==== INFORMATION SUPPLIED
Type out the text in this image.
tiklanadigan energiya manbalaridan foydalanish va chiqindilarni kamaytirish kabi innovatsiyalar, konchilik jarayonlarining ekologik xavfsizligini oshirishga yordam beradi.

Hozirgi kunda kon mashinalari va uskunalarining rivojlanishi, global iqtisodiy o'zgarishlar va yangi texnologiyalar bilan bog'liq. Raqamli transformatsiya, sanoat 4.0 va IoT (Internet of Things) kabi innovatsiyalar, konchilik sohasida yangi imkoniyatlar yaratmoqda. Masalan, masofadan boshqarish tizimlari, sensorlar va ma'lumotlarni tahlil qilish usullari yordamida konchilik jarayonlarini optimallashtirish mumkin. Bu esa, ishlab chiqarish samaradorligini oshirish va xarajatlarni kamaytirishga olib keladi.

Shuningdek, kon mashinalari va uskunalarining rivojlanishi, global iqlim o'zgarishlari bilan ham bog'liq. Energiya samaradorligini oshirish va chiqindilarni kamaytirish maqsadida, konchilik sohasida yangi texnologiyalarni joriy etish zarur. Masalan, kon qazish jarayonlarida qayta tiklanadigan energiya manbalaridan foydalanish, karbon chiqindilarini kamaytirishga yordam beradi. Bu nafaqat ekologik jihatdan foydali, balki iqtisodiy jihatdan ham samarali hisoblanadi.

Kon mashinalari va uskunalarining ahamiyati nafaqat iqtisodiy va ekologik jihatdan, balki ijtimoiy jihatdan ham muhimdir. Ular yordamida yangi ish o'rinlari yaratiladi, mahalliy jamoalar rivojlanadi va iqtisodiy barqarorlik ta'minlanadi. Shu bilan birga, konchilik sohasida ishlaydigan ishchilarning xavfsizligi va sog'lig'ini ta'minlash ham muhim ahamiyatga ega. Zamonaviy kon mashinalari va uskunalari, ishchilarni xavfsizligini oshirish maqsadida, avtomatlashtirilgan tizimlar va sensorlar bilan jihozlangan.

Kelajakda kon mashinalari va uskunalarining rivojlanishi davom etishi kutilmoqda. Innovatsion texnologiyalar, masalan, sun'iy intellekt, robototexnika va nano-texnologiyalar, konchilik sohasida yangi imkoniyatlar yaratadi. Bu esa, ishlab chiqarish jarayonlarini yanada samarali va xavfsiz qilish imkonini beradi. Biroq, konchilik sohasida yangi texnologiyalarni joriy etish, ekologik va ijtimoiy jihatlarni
========
Every entry must be retyped in full, exactly as given.

TASK SOLUTION:
Type out the text in this image.
tiklanadigan energiya manbalaridan foydalanish va chiqindilarni kamaytirish kabi innovatsiyalar, konchilik jarayonlarining ekologik xavfsizligini oshirishga yordam beradi.

Hozirgi kunda kon mashinalari va uskunalarining rivojlanishi, global iqtisodiy o'zgarishlar va yangi texnologiyalar bilan bog'liq. Raqamli transformatsiya, sanoat 4.0 va IoT (Internet of Things) kabi innovatsiyalar, konchilik sohasida yangi imkoniyatlar yaratmoqda. Masalan, masofadan boshqarish tizimlari, sensorlar va ma'lumotlarni tahlil qilish usullari yordamida konchilik jarayonlarini optimallashtirish mumkin. Bu esa, ishlab chiqarish samaradorligini oshirish va xarajatlarni kamaytirishga olib keladi.

Shuningdek, kon mashinalari va uskunalarining rivojlanishi, global iqlim o'zgarishlari bilan ham bog'liq. Energiya samaradorligini oshirish va chiqindilarni kamaytirish maqsadida, konchilik sohasida yangi texnologiyalarni joriy etish zarur. Masalan, kon qazish jarayonlarida qayta tiklanadigan energiya manbalaridan foydalanish, karbon chiqindilarini kamaytirishga yordam beradi. Bu nafaqat ekologik jihatdan foydali, balki iqtisodiy jihatdan ham samarali hisoblanadi.

Kon mashinalari va uskunalarining ahamiyati nafaqat iqtisodiy va ekologik jihatdan, balki ijtimoiy jihatdan ham muhimdir. Ular yordamida yangi ish o'rinlari yaratiladi, mahalliy jamoalar rivojlanadi va iqtisodiy barqarorlik ta'minlanadi. Shu bilan birga, konchilik sohasida ishlaydigan ishchilarning xavfsizligi va sog'lig'ini ta'minlash ham muhim ahamiyatga ega. Zamonaviy kon mashinalari va uskunalari, ishchilarni xavfsizligini oshirish maqsadida, avtomatlashtirilgan tizimlar va sensorlar bilan jihozlangan.

Kelajakda kon mashinalari va uskunalarining rivojlanishi davom etishi kutilmoqda. Innovatsion texnologiyalar, masalan, sun'iy intellekt, robototexnika va nano-texnologiyalar, konchilik sohasida yangi imkoniyatlar yaratadi. Bu esa, ishlab chiqarish jarayonlarini yanada samarali va xavfsiz qilish imkonini beradi. Biroq, konchilik sohasida yangi texnologiyalarni joriy etish, ekologik va ijtimoiy jihatlarni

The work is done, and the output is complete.